__Request__
Check each line below for the word "Head", and copy those that have it.

__Exercise materials__
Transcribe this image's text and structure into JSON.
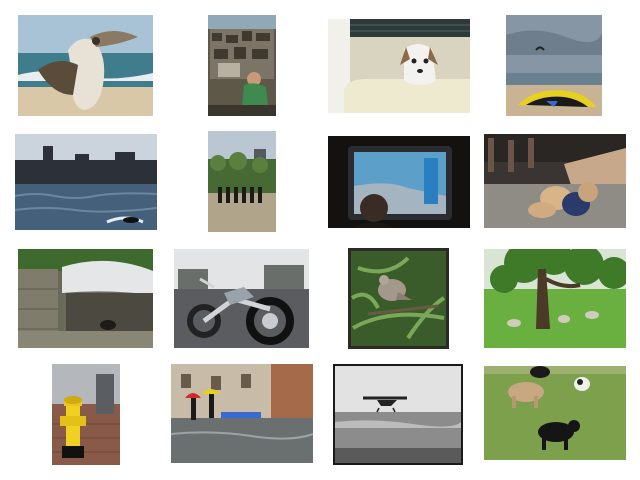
{
  "grid": {
    "background": "#ffffff",
    "thumbnails": [
      {
        "subject": "pelican-on-beach"
      },
      {
        "subject": "market-stall-vendor"
      },
      {
        "subject": "dog-in-bathtub"
      },
      {
        "subject": "kite-surfer-beach"
      },
      {
        "subject": "city-waterfront-jetski"
      },
      {
        "subject": "horse-guards-parade"
      },
      {
        "subject": "person-watching-tablet"
      },
      {
        "subject": "teddy-bear-on-sidewalk"
      },
      {
        "subject": "animal-shelter-hut"
      },
      {
        "subject": "custom-chopper-motorcycle"
      },
      {
        "subject": "dove-on-branch"
      },
      {
        "subject": "tree-in-green-meadow"
      },
      {
        "subject": "yellow-fire-hydrant"
      },
      {
        "subject": "flooded-street-umbrellas"
      },
      {
        "subject": "seaplane-over-water"
      },
      {
        "subject": "cows-in-pasture"
      }
    ]
  }
}
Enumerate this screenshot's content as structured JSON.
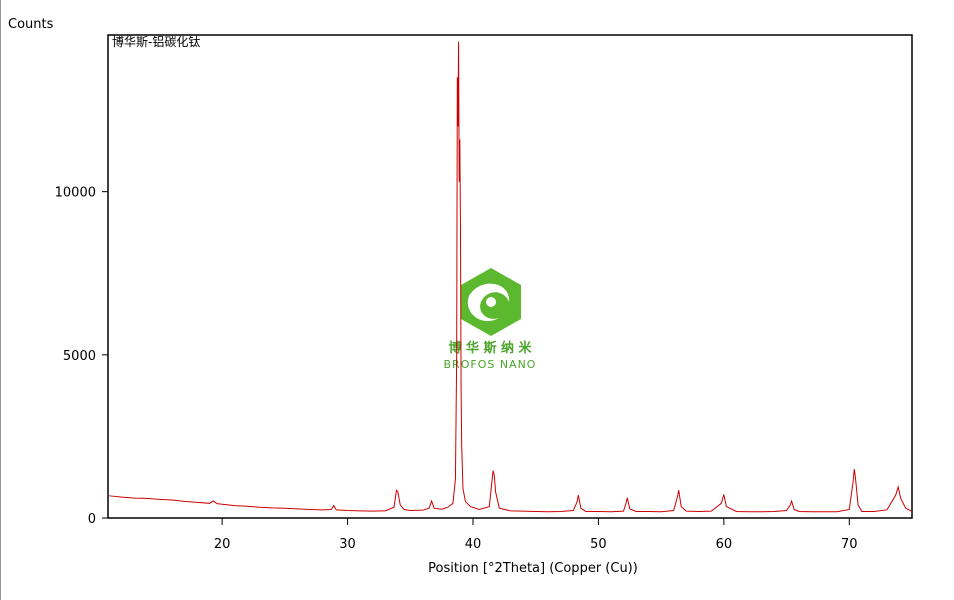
{
  "chart_data": {
    "type": "line",
    "y_axis_label": "Counts",
    "title": "博华斯-铝碳化钛",
    "x_axis_label": "Position [°2Theta] (Copper (Cu))",
    "watermark": [
      "博 华 斯 纳 米",
      "BROFOS NANO"
    ],
    "xlim": [
      10.9,
      75
    ],
    "ylim": [
      0,
      14800
    ],
    "xticks": [
      20,
      30,
      40,
      50,
      60,
      70
    ],
    "yticks": [
      0,
      5000,
      10000
    ],
    "x": [
      11,
      12,
      13,
      14,
      15,
      16,
      17,
      18,
      19,
      19.3,
      19.6,
      20,
      21,
      22,
      23,
      24,
      25,
      26,
      27,
      28,
      28.7,
      28.9,
      29.1,
      30,
      31,
      32,
      33,
      33.7,
      33.9,
      34.0,
      34.2,
      34.5,
      35,
      36,
      36.5,
      36.7,
      36.9,
      37.5,
      38,
      38.4,
      38.6,
      38.7,
      38.75,
      38.8,
      38.85,
      38.9,
      38.95,
      39.0,
      39.05,
      39.1,
      39.2,
      39.4,
      39.8,
      40.5,
      41.3,
      41.6,
      41.7,
      41.8,
      42.1,
      43,
      44,
      45,
      46,
      47,
      48,
      48.3,
      48.4,
      48.6,
      49,
      50,
      51,
      52,
      52.2,
      52.3,
      52.5,
      53,
      54,
      55,
      56,
      56.3,
      56.4,
      56.6,
      57,
      58,
      59,
      59.8,
      60.0,
      60.2,
      61,
      62,
      63,
      64,
      65,
      65.3,
      65.4,
      65.6,
      66,
      67,
      68,
      69,
      70,
      70.3,
      70.4,
      70.5,
      70.7,
      71,
      72,
      73,
      73.7,
      73.9,
      74.1,
      74.5,
      75
    ],
    "series": [
      {
        "color": "#cc0000",
        "values": [
          680,
          640,
          610,
          600,
          570,
          550,
          510,
          480,
          450,
          520,
          440,
          420,
          380,
          360,
          330,
          310,
          300,
          280,
          260,
          250,
          260,
          380,
          250,
          230,
          220,
          210,
          220,
          330,
          850,
          820,
          400,
          260,
          230,
          240,
          300,
          520,
          300,
          270,
          330,
          450,
          1200,
          5000,
          13500,
          12000,
          14600,
          10300,
          11600,
          9000,
          4000,
          2200,
          900,
          500,
          350,
          260,
          350,
          1450,
          1300,
          800,
          300,
          220,
          210,
          200,
          190,
          200,
          230,
          500,
          700,
          300,
          200,
          200,
          190,
          210,
          450,
          620,
          280,
          200,
          200,
          190,
          230,
          650,
          850,
          350,
          210,
          200,
          210,
          450,
          720,
          350,
          200,
          190,
          190,
          200,
          230,
          400,
          520,
          260,
          200,
          190,
          190,
          190,
          260,
          1100,
          1500,
          1200,
          400,
          200,
          200,
          250,
          700,
          950,
          600,
          300,
          200
        ]
      }
    ]
  }
}
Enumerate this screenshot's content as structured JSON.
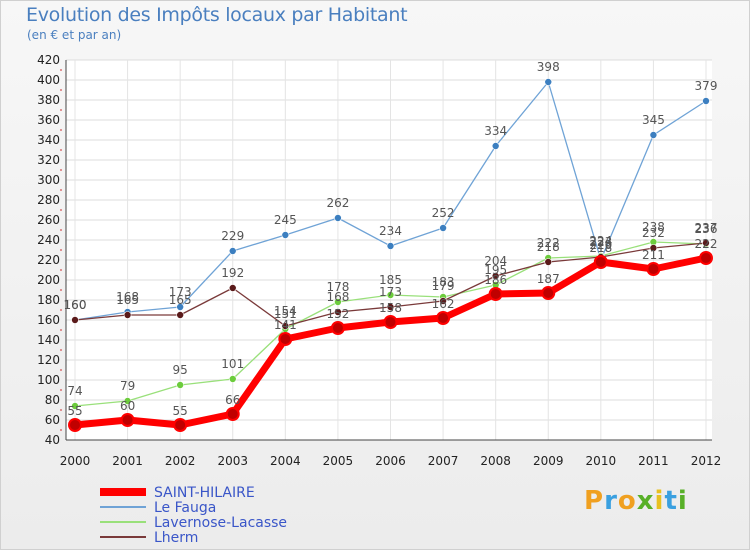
{
  "chart_data": {
    "type": "line",
    "title": "Evolution des Impôts locaux par Habitant",
    "subtitle": "(en € et par an)",
    "xlabel": "",
    "ylabel": "",
    "categories": [
      "2000",
      "2001",
      "2002",
      "2003",
      "2004",
      "2005",
      "2006",
      "2007",
      "2008",
      "2009",
      "2010",
      "2011",
      "2012"
    ],
    "ylim": [
      40,
      420
    ],
    "yticks": [
      40,
      60,
      80,
      100,
      120,
      140,
      160,
      180,
      200,
      220,
      240,
      260,
      280,
      300,
      320,
      340,
      360,
      380,
      400,
      420
    ],
    "grid": true,
    "legend_position": "bottom-left",
    "series": [
      {
        "name": "SAINT-HILAIRE",
        "color": "#ff0000",
        "marker_color": "#c00000",
        "values": [
          55,
          60,
          55,
          66,
          141,
          152,
          158,
          162,
          186,
          187,
          218,
          211,
          222
        ],
        "labels": [
          "55",
          "60",
          "55",
          "66",
          "141",
          "152",
          "158",
          "162",
          "186",
          "187",
          "218",
          "211",
          "222"
        ]
      },
      {
        "name": "Le Fauga",
        "color": "#6fa3d6",
        "marker_color": "#3c7fc0",
        "values": [
          160,
          168,
          173,
          229,
          245,
          262,
          234,
          252,
          334,
          398,
          220,
          345,
          379
        ],
        "labels": [
          "160",
          "168",
          "173",
          "229",
          "245",
          "262",
          "234",
          "252",
          "334",
          "398",
          "220",
          "345",
          "379"
        ]
      },
      {
        "name": "Lavernose-Lacasse",
        "color": "#99e07a",
        "marker_color": "#6ccc3c",
        "values": [
          74,
          79,
          95,
          101,
          151,
          178,
          185,
          183,
          195,
          222,
          224,
          238,
          236
        ],
        "labels": [
          "74",
          "79",
          "95",
          "101",
          "151",
          "178",
          "185",
          "183",
          "195",
          "222",
          "224",
          "238",
          "236"
        ]
      },
      {
        "name": "Lherm",
        "color": "#7a3a3a",
        "marker_color": "#5a1a1a",
        "values": [
          160,
          165,
          165,
          192,
          154,
          168,
          173,
          179,
          204,
          218,
          223,
          232,
          237
        ],
        "labels": [
          "160",
          "165",
          "165",
          "192",
          "154",
          "168",
          "173",
          "179",
          "204",
          "218",
          "223",
          "232",
          "237"
        ]
      }
    ]
  },
  "logo": {
    "text": "Proxiti"
  }
}
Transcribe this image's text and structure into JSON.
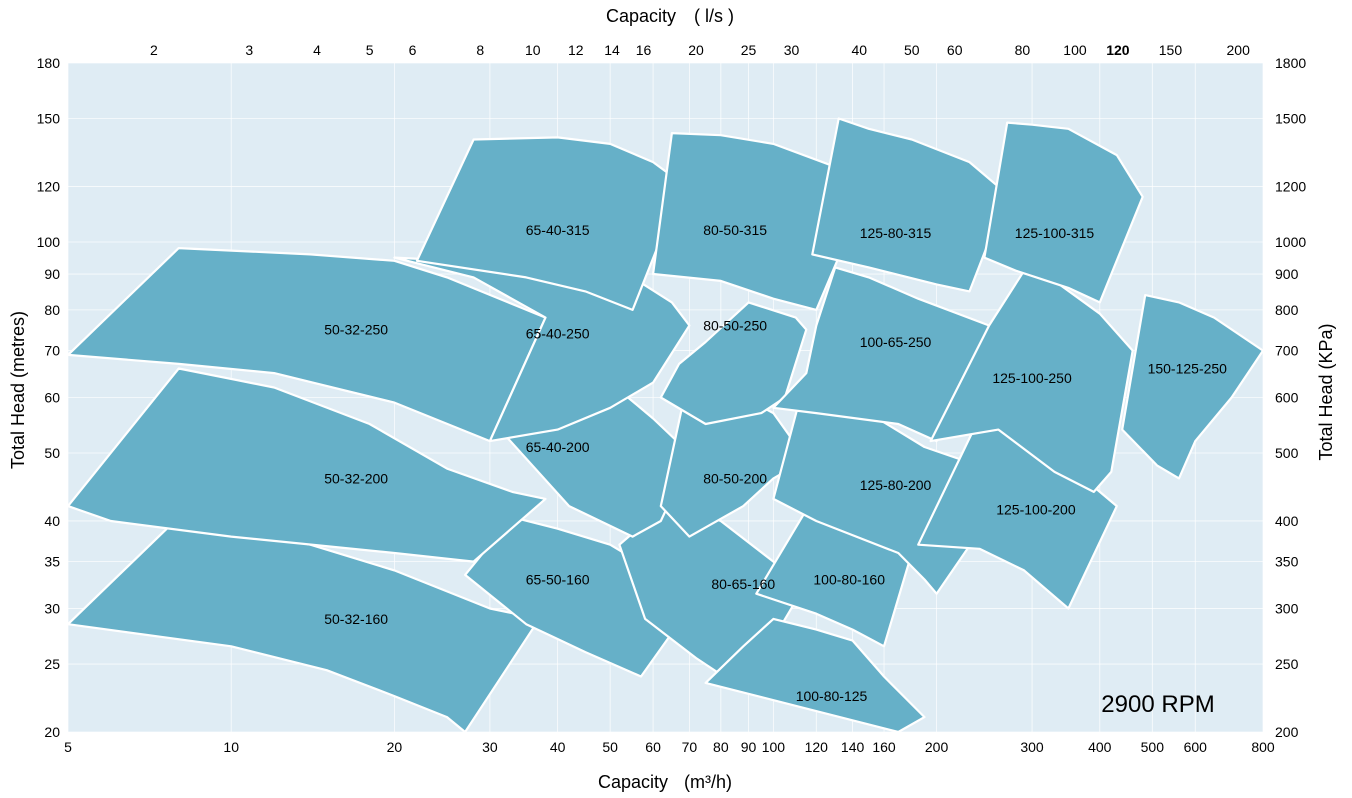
{
  "chart_data": {
    "type": "area",
    "title": "",
    "annotation": "2900 RPM",
    "x_bottom": {
      "label": "Capacity",
      "unit": "(m³/h)",
      "scale": "log",
      "range": [
        5,
        800
      ],
      "ticks": [
        "5",
        "10",
        "20",
        "30",
        "40",
        "50",
        "60",
        "70",
        "80",
        "90",
        "100",
        "120",
        "140",
        "160",
        "200",
        "300",
        "400",
        "500",
        "600",
        "800"
      ]
    },
    "x_top": {
      "label": "Capacity",
      "unit": "( l/s )",
      "scale": "log",
      "ticks": [
        {
          "label": "2",
          "bold": false
        },
        {
          "label": "3",
          "bold": false
        },
        {
          "label": "4",
          "bold": false
        },
        {
          "label": "5",
          "bold": false
        },
        {
          "label": "6",
          "bold": false
        },
        {
          "label": "8",
          "bold": false
        },
        {
          "label": "10",
          "bold": false
        },
        {
          "label": "12",
          "bold": false
        },
        {
          "label": "14",
          "bold": false
        },
        {
          "label": "16",
          "bold": false
        },
        {
          "label": "20",
          "bold": false
        },
        {
          "label": "25",
          "bold": false
        },
        {
          "label": "30",
          "bold": false
        },
        {
          "label": "40",
          "bold": false
        },
        {
          "label": "50",
          "bold": false
        },
        {
          "label": "60",
          "bold": false
        },
        {
          "label": "80",
          "bold": false
        },
        {
          "label": "100",
          "bold": false
        },
        {
          "label": "120",
          "bold": true
        },
        {
          "label": "150",
          "bold": false
        },
        {
          "label": "200",
          "bold": false
        }
      ]
    },
    "y_left": {
      "label": "Total  Head  (metres)",
      "scale": "log",
      "range": [
        20,
        180
      ],
      "ticks": [
        "20",
        "25",
        "30",
        "35",
        "40",
        "50",
        "60",
        "70",
        "80",
        "90",
        "100",
        "120",
        "150",
        "180"
      ]
    },
    "y_right": {
      "label": "Total  Head  (KPa)",
      "scale": "log",
      "ticks": [
        "200",
        "250",
        "300",
        "350",
        "400",
        "500",
        "600",
        "700",
        "800",
        "900",
        "1000",
        "1200",
        "1500",
        "1800"
      ]
    },
    "grid": true,
    "region_color": "#66b0c8",
    "background_color": "#dfecf4",
    "regions": [
      {
        "name": "50-32-160",
        "label_pos": [
          17,
          29
        ],
        "outline": [
          [
            5,
            28.5
          ],
          [
            8,
            40.5
          ],
          [
            14,
            37
          ],
          [
            20,
            34
          ],
          [
            30,
            30
          ],
          [
            37,
            29
          ],
          [
            27,
            20
          ],
          [
            25,
            21
          ],
          [
            20,
            22.5
          ],
          [
            15,
            24.5
          ],
          [
            10,
            26.5
          ],
          [
            7,
            27.5
          ],
          [
            5,
            28.5
          ]
        ]
      },
      {
        "name": "65-50-160",
        "label_pos": [
          40,
          33
        ],
        "outline": [
          [
            27,
            33.5
          ],
          [
            33,
            40.5
          ],
          [
            40,
            39
          ],
          [
            50,
            37
          ],
          [
            60,
            34
          ],
          [
            70,
            30
          ],
          [
            57,
            24
          ],
          [
            45,
            26
          ],
          [
            35,
            28.5
          ],
          [
            27,
            33.5
          ]
        ]
      },
      {
        "name": "80-65-160",
        "label_pos": [
          88,
          32.5
        ],
        "outline": [
          [
            52,
            37
          ],
          [
            64,
            42.5
          ],
          [
            80,
            40
          ],
          [
            100,
            35
          ],
          [
            112,
            31.5
          ],
          [
            88,
            23
          ],
          [
            72,
            25.5
          ],
          [
            58,
            29
          ],
          [
            52,
            37
          ]
        ]
      },
      {
        "name": "100-80-160",
        "label_pos": [
          138,
          33
        ],
        "outline": [
          [
            93,
            31.5
          ],
          [
            114,
            41
          ],
          [
            140,
            39
          ],
          [
            160,
            37.5
          ],
          [
            180,
            36
          ],
          [
            160,
            26.5
          ],
          [
            140,
            28
          ],
          [
            120,
            29.5
          ],
          [
            93,
            31.5
          ]
        ]
      },
      {
        "name": "100-80-125",
        "label_pos": [
          128,
          22.5
        ],
        "outline": [
          [
            75,
            23.5
          ],
          [
            88,
            26.5
          ],
          [
            100,
            29
          ],
          [
            120,
            28
          ],
          [
            140,
            27
          ],
          [
            160,
            24
          ],
          [
            190,
            21
          ],
          [
            170,
            20
          ],
          [
            75,
            23.5
          ]
        ]
      },
      {
        "name": "50-32-200",
        "label_pos": [
          17,
          46
        ],
        "outline": [
          [
            4.5,
            42
          ],
          [
            8,
            66
          ],
          [
            12,
            62
          ],
          [
            18,
            55
          ],
          [
            25,
            47.5
          ],
          [
            33,
            44
          ],
          [
            38,
            43
          ],
          [
            28,
            35
          ],
          [
            20,
            36
          ],
          [
            10,
            38
          ],
          [
            6,
            40
          ],
          [
            4.5,
            42
          ]
        ]
      },
      {
        "name": "65-40-200",
        "label_pos": [
          40,
          51
        ],
        "outline": [
          [
            32,
            53
          ],
          [
            37,
            65
          ],
          [
            50,
            63
          ],
          [
            60,
            56
          ],
          [
            70,
            50
          ],
          [
            67,
            45.5
          ],
          [
            62,
            40
          ],
          [
            55,
            38
          ],
          [
            42,
            42
          ],
          [
            32,
            53
          ]
        ]
      },
      {
        "name": "80-50-200",
        "label_pos": [
          85,
          46
        ],
        "outline": [
          [
            62,
            42
          ],
          [
            70,
            65
          ],
          [
            85,
            61
          ],
          [
            100,
            57
          ],
          [
            115,
            49
          ],
          [
            110,
            48
          ],
          [
            100,
            46
          ],
          [
            88,
            42
          ],
          [
            70,
            38
          ],
          [
            62,
            42
          ]
        ]
      },
      {
        "name": "125-80-200",
        "label_pos": [
          168,
          45
        ],
        "outline": [
          [
            100,
            43
          ],
          [
            114,
            63
          ],
          [
            150,
            57
          ],
          [
            190,
            51
          ],
          [
            280,
            46
          ],
          [
            200,
            31.5
          ],
          [
            190,
            33
          ],
          [
            170,
            36
          ],
          [
            120,
            40
          ],
          [
            100,
            43
          ]
        ]
      },
      {
        "name": "125-100-200",
        "label_pos": [
          305,
          41.5
        ],
        "outline": [
          [
            185,
            37
          ],
          [
            250,
            60
          ],
          [
            300,
            55
          ],
          [
            350,
            48
          ],
          [
            430,
            42
          ],
          [
            350,
            30
          ],
          [
            290,
            34
          ],
          [
            240,
            36.5
          ],
          [
            185,
            37
          ]
        ]
      },
      {
        "name": "50-32-250",
        "label_pos": [
          17,
          75
        ],
        "outline": [
          [
            5,
            69
          ],
          [
            8,
            98
          ],
          [
            14,
            96
          ],
          [
            20,
            94
          ],
          [
            25,
            89
          ],
          [
            38,
            78
          ],
          [
            30,
            52
          ],
          [
            20,
            59
          ],
          [
            12,
            65
          ],
          [
            8,
            67
          ],
          [
            5,
            69
          ]
        ]
      },
      {
        "name": "65-40-250",
        "label_pos": [
          40,
          74
        ],
        "outline": [
          [
            30,
            52
          ],
          [
            38,
            78
          ],
          [
            28,
            89
          ],
          [
            20,
            95
          ],
          [
            35,
            93
          ],
          [
            55,
            89
          ],
          [
            65,
            82
          ],
          [
            70,
            76
          ],
          [
            60,
            63
          ],
          [
            50,
            58
          ],
          [
            40,
            54
          ],
          [
            30,
            52
          ]
        ]
      },
      {
        "name": "80-50-250",
        "label_pos": [
          85,
          76
        ],
        "outline": [
          [
            62,
            60
          ],
          [
            67,
            67
          ],
          [
            75,
            72
          ],
          [
            90,
            82
          ],
          [
            110,
            78
          ],
          [
            115,
            75
          ],
          [
            105,
            60
          ],
          [
            95,
            57
          ],
          [
            75,
            55
          ],
          [
            62,
            60
          ]
        ]
      },
      {
        "name": "100-65-250",
        "label_pos": [
          168,
          72
        ],
        "outline": [
          [
            100,
            58
          ],
          [
            115,
            65
          ],
          [
            120,
            76
          ],
          [
            130,
            92
          ],
          [
            150,
            89
          ],
          [
            185,
            83
          ],
          [
            250,
            76
          ],
          [
            200,
            52
          ],
          [
            170,
            55
          ],
          [
            120,
            57
          ],
          [
            100,
            58
          ]
        ]
      },
      {
        "name": "125-100-250",
        "label_pos": [
          300,
          64
        ],
        "outline": [
          [
            195,
            52
          ],
          [
            250,
            76
          ],
          [
            290,
            91
          ],
          [
            330,
            88
          ],
          [
            400,
            79
          ],
          [
            460,
            70
          ],
          [
            420,
            47
          ],
          [
            390,
            44
          ],
          [
            330,
            47
          ],
          [
            260,
            54
          ],
          [
            195,
            52
          ]
        ]
      },
      {
        "name": "150-125-250",
        "label_pos": [
          580,
          66
        ],
        "outline": [
          [
            440,
            54
          ],
          [
            485,
            84
          ],
          [
            560,
            82
          ],
          [
            650,
            78
          ],
          [
            800,
            70
          ],
          [
            700,
            60
          ],
          [
            600,
            52
          ],
          [
            560,
            46
          ],
          [
            510,
            48
          ],
          [
            440,
            54
          ]
        ]
      },
      {
        "name": "65-40-315",
        "label_pos": [
          40,
          104
        ],
        "outline": [
          [
            22,
            94
          ],
          [
            28,
            140
          ],
          [
            40,
            141
          ],
          [
            50,
            138
          ],
          [
            60,
            130
          ],
          [
            68,
            121
          ],
          [
            55,
            80
          ],
          [
            45,
            85
          ],
          [
            35,
            89
          ],
          [
            22,
            94
          ]
        ]
      },
      {
        "name": "80-50-315",
        "label_pos": [
          85,
          104
        ],
        "outline": [
          [
            60,
            90
          ],
          [
            65,
            143
          ],
          [
            80,
            142
          ],
          [
            100,
            138
          ],
          [
            130,
            128
          ],
          [
            150,
            120
          ],
          [
            120,
            80
          ],
          [
            100,
            83
          ],
          [
            80,
            88
          ],
          [
            60,
            90
          ]
        ]
      },
      {
        "name": "125-80-315",
        "label_pos": [
          168,
          103
        ],
        "outline": [
          [
            118,
            96
          ],
          [
            132,
            150
          ],
          [
            150,
            145
          ],
          [
            180,
            140
          ],
          [
            230,
            130
          ],
          [
            270,
            117
          ],
          [
            230,
            85
          ],
          [
            200,
            87
          ],
          [
            150,
            92
          ],
          [
            118,
            96
          ]
        ]
      },
      {
        "name": "125-100-315",
        "label_pos": [
          330,
          103
        ],
        "outline": [
          [
            245,
            95
          ],
          [
            270,
            148
          ],
          [
            300,
            147
          ],
          [
            350,
            145
          ],
          [
            430,
            133
          ],
          [
            480,
            116
          ],
          [
            400,
            82
          ],
          [
            350,
            86
          ],
          [
            280,
            91
          ],
          [
            245,
            95
          ]
        ]
      }
    ]
  }
}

__Exercise output__
      "label": "Total  Head  (metres)",
      "label": "Total  Head  (KPa)",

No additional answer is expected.